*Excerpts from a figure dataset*
---
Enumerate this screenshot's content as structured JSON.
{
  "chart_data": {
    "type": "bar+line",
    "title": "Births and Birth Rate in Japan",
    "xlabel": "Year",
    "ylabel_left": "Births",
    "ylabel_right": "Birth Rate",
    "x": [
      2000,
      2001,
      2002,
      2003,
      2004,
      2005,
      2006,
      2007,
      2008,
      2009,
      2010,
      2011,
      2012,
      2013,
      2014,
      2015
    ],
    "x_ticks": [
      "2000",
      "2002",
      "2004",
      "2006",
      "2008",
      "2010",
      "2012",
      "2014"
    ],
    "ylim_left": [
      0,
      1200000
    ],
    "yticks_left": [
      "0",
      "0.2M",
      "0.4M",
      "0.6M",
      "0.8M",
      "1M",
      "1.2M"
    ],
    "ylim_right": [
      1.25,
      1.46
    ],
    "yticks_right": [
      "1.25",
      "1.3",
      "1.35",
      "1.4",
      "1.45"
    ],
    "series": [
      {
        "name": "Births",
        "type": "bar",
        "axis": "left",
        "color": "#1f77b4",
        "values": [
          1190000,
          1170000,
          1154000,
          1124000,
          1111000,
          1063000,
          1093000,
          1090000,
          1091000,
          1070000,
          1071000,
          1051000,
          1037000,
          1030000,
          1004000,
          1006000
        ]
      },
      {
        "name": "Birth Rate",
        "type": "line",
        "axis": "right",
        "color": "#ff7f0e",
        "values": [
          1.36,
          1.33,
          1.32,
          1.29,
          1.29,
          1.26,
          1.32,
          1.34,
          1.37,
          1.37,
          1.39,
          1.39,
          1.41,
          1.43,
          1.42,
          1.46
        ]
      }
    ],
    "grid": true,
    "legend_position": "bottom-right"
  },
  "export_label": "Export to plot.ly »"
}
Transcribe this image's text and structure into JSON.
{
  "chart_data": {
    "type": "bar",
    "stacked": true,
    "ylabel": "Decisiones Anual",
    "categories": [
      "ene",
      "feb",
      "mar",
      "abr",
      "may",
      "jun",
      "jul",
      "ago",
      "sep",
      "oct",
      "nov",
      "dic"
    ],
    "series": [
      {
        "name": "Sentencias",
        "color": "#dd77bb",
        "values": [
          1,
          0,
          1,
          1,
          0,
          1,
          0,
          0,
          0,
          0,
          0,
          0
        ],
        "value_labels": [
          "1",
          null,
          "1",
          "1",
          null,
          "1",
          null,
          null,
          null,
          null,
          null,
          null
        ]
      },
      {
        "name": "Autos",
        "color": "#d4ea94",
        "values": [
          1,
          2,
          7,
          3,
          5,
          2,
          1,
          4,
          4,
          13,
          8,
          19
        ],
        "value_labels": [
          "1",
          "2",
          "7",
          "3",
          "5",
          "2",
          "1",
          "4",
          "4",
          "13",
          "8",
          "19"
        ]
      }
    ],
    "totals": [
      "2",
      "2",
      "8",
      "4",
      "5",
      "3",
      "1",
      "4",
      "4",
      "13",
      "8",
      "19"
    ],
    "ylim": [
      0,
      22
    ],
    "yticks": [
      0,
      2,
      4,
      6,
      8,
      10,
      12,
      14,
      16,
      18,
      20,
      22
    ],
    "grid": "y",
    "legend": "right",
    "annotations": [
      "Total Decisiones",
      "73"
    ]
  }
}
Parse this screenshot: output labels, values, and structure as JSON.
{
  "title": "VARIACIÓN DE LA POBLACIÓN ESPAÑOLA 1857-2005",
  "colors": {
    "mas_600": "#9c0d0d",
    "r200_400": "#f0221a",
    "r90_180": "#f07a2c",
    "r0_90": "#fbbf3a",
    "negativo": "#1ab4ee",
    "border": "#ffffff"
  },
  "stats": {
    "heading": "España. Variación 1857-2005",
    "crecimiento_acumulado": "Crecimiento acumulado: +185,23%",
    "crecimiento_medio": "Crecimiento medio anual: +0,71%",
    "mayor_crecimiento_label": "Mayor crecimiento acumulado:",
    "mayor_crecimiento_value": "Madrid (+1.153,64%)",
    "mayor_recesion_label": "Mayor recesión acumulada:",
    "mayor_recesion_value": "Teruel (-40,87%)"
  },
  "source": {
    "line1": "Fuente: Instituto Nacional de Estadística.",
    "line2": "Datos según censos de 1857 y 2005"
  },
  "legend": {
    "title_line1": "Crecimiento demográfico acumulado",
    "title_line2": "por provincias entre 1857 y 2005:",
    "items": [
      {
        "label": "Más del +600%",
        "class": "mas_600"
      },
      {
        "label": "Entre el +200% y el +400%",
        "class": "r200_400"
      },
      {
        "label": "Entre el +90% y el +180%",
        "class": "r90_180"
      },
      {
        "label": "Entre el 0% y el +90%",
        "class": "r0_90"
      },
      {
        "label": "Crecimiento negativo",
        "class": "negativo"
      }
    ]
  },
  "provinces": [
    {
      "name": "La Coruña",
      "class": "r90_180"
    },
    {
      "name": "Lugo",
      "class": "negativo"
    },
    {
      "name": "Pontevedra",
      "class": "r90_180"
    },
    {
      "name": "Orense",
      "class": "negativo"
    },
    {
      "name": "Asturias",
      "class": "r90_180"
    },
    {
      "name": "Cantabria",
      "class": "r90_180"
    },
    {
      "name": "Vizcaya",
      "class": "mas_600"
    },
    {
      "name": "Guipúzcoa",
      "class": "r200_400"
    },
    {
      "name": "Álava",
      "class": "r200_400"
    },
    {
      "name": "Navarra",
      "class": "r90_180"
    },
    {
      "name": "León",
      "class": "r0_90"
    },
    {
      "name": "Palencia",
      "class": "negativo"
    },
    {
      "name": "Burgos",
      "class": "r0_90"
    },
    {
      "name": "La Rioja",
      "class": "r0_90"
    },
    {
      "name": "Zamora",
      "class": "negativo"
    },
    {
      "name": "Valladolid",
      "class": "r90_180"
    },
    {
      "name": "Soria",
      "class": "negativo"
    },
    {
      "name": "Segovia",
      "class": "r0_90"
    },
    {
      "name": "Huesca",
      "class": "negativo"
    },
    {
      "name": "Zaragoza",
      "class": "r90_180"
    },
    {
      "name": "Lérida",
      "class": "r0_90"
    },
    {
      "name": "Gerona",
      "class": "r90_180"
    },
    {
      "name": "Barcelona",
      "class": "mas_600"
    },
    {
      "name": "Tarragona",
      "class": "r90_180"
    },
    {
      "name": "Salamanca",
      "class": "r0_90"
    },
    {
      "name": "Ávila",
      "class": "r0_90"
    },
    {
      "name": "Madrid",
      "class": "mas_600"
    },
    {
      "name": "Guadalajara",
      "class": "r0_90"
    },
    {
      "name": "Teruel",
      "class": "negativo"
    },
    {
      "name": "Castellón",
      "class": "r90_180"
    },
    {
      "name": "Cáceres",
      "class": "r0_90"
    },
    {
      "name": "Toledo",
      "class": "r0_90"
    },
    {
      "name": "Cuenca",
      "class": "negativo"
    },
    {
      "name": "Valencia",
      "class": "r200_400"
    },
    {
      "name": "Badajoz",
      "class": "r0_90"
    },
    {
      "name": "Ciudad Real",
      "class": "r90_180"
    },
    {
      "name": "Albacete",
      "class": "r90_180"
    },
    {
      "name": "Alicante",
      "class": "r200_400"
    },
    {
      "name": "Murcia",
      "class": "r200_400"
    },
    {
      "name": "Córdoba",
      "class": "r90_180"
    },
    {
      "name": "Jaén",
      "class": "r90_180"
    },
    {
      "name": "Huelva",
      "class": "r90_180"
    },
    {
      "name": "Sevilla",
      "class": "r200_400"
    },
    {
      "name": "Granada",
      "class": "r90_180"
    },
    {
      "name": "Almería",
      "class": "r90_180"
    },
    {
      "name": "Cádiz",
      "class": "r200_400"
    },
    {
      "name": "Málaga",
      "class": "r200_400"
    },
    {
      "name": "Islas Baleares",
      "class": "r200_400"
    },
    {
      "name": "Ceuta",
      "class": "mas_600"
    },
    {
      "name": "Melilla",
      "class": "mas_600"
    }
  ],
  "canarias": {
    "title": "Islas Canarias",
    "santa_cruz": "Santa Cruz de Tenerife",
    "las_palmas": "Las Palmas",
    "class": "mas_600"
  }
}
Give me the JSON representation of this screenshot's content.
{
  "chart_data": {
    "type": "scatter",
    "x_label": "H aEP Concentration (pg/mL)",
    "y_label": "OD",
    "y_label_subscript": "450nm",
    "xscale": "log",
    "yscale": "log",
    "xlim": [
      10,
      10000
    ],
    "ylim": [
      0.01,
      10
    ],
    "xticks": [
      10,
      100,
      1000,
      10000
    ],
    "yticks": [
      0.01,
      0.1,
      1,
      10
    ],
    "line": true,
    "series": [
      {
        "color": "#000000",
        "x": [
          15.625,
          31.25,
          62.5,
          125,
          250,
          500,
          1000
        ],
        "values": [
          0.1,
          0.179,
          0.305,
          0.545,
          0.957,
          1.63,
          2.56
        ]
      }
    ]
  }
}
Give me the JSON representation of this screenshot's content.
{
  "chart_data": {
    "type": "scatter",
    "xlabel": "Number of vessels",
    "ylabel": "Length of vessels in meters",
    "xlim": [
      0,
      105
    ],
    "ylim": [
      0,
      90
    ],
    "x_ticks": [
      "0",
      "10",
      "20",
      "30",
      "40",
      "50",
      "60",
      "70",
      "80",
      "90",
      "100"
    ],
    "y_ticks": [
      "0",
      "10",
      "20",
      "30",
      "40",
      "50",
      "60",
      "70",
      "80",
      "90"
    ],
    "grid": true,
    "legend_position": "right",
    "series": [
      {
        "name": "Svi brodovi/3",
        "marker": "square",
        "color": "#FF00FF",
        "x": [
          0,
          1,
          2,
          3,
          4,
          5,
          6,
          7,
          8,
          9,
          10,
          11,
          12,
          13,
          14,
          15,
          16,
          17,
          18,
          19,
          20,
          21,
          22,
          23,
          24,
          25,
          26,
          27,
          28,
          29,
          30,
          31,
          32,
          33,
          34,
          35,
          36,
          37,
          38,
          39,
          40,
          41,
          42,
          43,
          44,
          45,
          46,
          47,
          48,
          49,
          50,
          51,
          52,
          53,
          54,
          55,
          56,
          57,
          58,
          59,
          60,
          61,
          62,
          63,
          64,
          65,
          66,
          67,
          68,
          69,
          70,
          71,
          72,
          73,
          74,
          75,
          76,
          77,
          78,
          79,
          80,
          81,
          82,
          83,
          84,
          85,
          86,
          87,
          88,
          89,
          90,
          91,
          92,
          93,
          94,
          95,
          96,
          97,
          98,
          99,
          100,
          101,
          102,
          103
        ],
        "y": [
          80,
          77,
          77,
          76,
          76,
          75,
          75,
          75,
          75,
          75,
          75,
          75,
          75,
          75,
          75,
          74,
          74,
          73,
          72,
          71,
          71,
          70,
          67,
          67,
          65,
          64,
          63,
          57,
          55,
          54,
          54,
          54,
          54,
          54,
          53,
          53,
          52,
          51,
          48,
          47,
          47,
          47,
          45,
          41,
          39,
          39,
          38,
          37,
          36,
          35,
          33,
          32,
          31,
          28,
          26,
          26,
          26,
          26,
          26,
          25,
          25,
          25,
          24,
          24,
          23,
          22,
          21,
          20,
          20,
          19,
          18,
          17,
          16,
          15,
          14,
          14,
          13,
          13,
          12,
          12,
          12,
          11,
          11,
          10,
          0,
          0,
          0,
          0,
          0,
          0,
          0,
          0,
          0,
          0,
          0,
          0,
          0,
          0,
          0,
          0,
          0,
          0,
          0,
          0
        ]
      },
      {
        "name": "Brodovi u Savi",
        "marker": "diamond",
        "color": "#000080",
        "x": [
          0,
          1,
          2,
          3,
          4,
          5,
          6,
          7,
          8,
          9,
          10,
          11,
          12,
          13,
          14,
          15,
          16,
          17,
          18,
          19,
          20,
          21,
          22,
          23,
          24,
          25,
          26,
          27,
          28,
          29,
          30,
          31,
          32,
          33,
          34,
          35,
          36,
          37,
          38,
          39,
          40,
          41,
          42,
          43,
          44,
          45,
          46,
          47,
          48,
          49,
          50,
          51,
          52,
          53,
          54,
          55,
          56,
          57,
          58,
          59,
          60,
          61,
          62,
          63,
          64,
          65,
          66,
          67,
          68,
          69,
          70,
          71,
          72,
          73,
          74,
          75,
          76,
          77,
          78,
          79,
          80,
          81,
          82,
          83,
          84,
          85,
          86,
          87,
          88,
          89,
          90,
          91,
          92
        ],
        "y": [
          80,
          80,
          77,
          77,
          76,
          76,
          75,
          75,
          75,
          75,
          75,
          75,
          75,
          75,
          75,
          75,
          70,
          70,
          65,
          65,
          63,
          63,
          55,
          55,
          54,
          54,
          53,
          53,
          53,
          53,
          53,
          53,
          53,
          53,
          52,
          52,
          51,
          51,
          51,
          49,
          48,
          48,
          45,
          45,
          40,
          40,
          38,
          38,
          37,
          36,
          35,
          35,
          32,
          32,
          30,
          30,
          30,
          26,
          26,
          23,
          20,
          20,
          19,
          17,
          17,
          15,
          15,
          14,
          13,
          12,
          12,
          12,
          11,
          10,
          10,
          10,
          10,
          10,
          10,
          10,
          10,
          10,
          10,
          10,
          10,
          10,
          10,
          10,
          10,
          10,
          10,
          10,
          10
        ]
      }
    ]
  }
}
---
*Exercise task*
Look through the data and gather every line with the string "xlabel" in it.

*Complete output*
    "xlabel": "Year",
    "xlabel": "Number of vessels",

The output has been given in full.